▶ _Supplied entries_
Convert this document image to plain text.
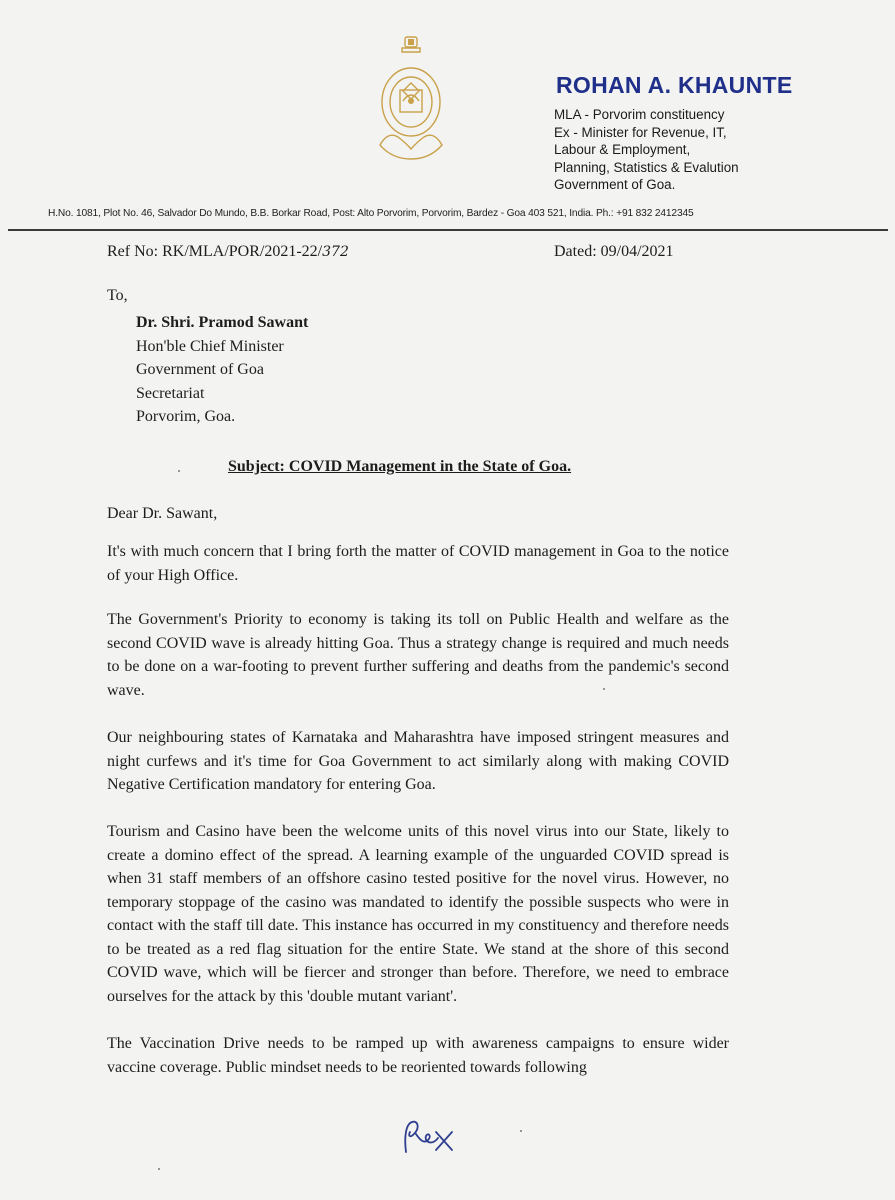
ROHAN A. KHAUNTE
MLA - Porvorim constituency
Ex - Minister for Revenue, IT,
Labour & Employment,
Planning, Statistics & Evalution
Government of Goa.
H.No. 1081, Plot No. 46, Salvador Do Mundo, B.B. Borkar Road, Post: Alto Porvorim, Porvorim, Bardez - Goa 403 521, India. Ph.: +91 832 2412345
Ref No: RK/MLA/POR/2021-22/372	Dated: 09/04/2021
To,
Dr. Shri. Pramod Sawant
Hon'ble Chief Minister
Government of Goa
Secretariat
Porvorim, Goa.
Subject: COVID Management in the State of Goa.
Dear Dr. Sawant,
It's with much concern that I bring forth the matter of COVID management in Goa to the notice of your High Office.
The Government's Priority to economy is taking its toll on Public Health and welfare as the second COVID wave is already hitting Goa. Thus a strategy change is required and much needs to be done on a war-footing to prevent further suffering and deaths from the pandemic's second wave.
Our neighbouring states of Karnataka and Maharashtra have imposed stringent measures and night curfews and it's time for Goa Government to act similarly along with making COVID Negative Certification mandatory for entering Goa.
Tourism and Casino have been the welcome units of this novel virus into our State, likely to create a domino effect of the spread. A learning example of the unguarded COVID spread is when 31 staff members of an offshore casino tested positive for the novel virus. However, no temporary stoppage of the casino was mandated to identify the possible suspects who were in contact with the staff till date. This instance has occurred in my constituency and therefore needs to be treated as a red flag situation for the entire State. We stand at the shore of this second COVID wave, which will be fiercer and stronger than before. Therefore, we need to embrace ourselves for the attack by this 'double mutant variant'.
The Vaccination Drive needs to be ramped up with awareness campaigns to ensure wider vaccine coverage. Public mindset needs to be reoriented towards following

▶ _What you will do_
Could you copy out every line in the material above that contains the string "Porvorim"?

▶ _Completed exercise_
MLA - Porvorim constituency
H.No. 1081, Plot No. 46, Salvador Do Mundo, B.B. Borkar Road, Post: Alto Porvorim, Porvorim, Bardez - Goa 403 521, India. Ph.: +91 832 2412345
Porvorim, Goa.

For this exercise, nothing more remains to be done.